═══ Recorded information ═══
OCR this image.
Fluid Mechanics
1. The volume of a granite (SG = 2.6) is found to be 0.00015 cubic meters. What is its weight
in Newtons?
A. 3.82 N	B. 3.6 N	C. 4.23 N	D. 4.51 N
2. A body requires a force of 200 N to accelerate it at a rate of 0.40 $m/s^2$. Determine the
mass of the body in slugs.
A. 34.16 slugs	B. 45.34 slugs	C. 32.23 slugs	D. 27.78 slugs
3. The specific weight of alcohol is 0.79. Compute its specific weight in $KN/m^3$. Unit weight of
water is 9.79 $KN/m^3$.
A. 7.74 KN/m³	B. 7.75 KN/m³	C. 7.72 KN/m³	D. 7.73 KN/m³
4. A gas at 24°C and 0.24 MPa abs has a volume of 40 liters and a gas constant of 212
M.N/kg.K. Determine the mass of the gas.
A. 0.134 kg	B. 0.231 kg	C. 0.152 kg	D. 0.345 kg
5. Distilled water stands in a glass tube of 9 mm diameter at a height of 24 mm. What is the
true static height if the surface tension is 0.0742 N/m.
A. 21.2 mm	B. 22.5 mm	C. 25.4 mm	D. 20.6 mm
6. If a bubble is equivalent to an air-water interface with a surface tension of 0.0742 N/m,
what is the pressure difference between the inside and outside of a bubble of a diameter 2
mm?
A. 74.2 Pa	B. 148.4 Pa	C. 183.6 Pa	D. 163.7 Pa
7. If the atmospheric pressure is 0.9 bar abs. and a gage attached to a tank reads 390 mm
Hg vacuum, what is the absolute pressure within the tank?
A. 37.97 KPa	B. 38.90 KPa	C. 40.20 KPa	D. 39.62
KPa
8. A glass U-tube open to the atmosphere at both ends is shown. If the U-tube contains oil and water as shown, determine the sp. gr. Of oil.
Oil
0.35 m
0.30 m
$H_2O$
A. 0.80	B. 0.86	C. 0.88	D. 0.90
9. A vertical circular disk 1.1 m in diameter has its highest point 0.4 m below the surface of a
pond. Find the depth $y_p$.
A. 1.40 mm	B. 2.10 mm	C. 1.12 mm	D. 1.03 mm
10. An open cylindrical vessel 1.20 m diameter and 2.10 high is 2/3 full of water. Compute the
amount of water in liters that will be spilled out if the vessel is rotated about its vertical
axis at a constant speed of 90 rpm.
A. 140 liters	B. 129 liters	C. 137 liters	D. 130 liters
═══
→ **Exercise details**:
Check each line above for "tension" and return the ones that have it.

→ **Response**:
true static height if the surface tension is 0.0742 N/m.
6. If a bubble is equivalent to an air-water interface with a surface tension of 0.0742 N/m,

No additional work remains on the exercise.